DIRECTION » Reproduce the listing exactly and skip over any pictures.

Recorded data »
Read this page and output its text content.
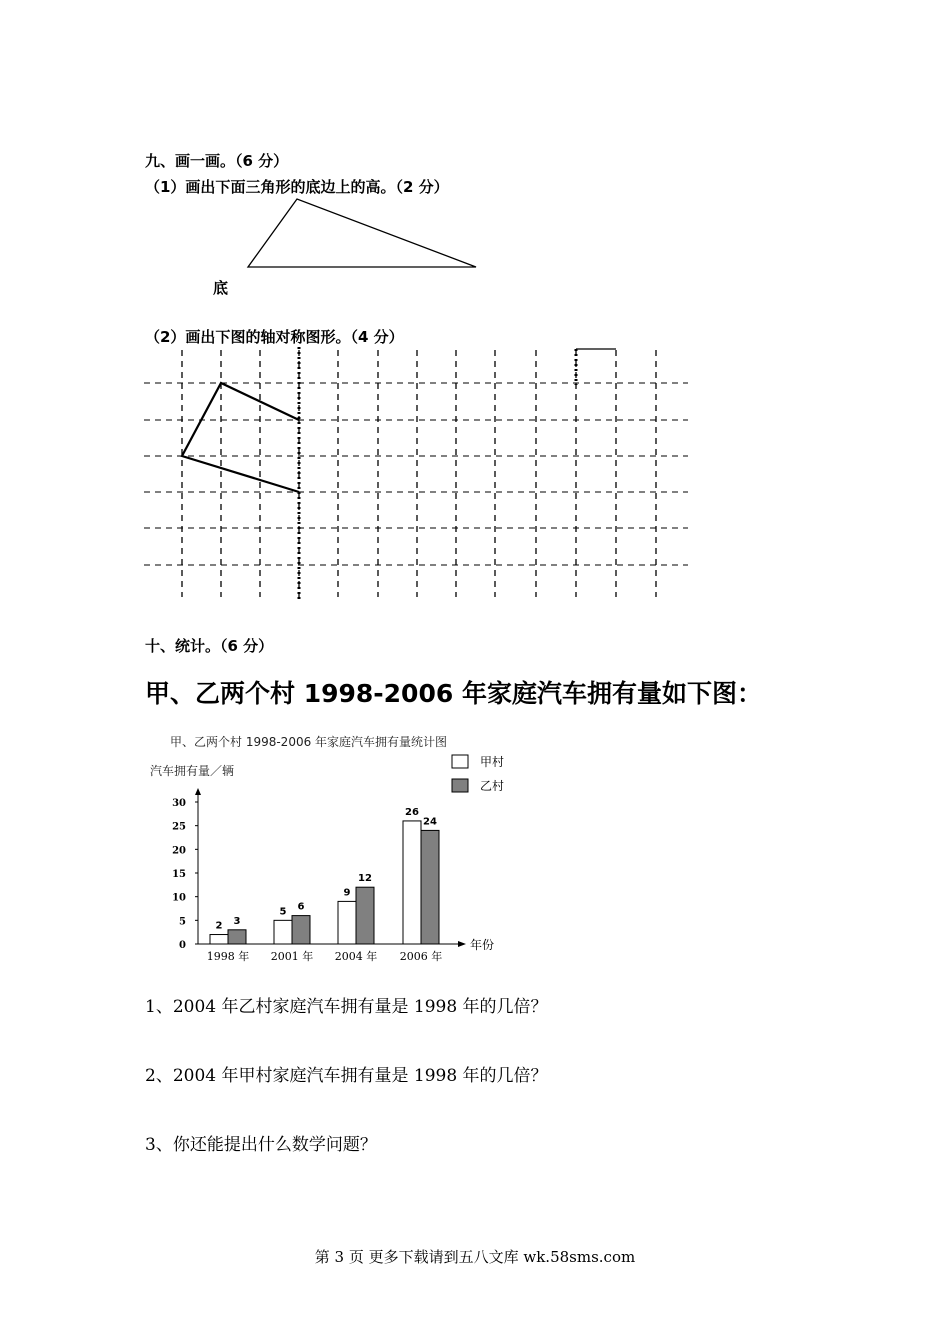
九、画一画。（6 分）
（1）画出下面三角形的底边上的高。（2 分）
底
（2）画出下图的轴对称图形。（4 分）
十、统计。（6 分）
甲、乙两个村 1998-2006 年家庭汽车拥有量如下图：
甲、乙两个村 1998-2006 年家庭汽车拥有量统计图
汽车拥有量／辆
0
5
10
15
20
25
30
2 3
1998 年
5 6
2001 年
9
12
2004 年
26
24
2006 年
年份
甲村
乙村
1、2004 年乙村家庭汽车拥有量是 1998 年的几倍？
2、2004 年甲村家庭汽车拥有量是 1998 年的几倍？
3、你还能提出什么数学问题？
第 3 页 更多下载请到五八文库 wk.58sms.com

CORRECT RESULT »
Read this page and output its text content.
九、画一画。（6 分）
（1）画出下面三角形的底边上的高。（2 分）
底
（2）画出下图的轴对称图形。（4 分）
十、统计。（6 分）
甲、乙两个村 1998-2006 年家庭汽车拥有量如下图：
甲、乙两个村 1998-2006 年家庭汽车拥有量统计图
汽车拥有量／辆
0
5
10
15
20
25
30
2 3
1998 年
5 6
2001 年
9
12
2004 年
26
24
2006 年
年份
甲村
乙村
1、2004 年乙村家庭汽车拥有量是 1998 年的几倍？
2、2004 年甲村家庭汽车拥有量是 1998 年的几倍？
3、你还能提出什么数学问题？
第 3 页 更多下载请到五八文库 wk.58sms.com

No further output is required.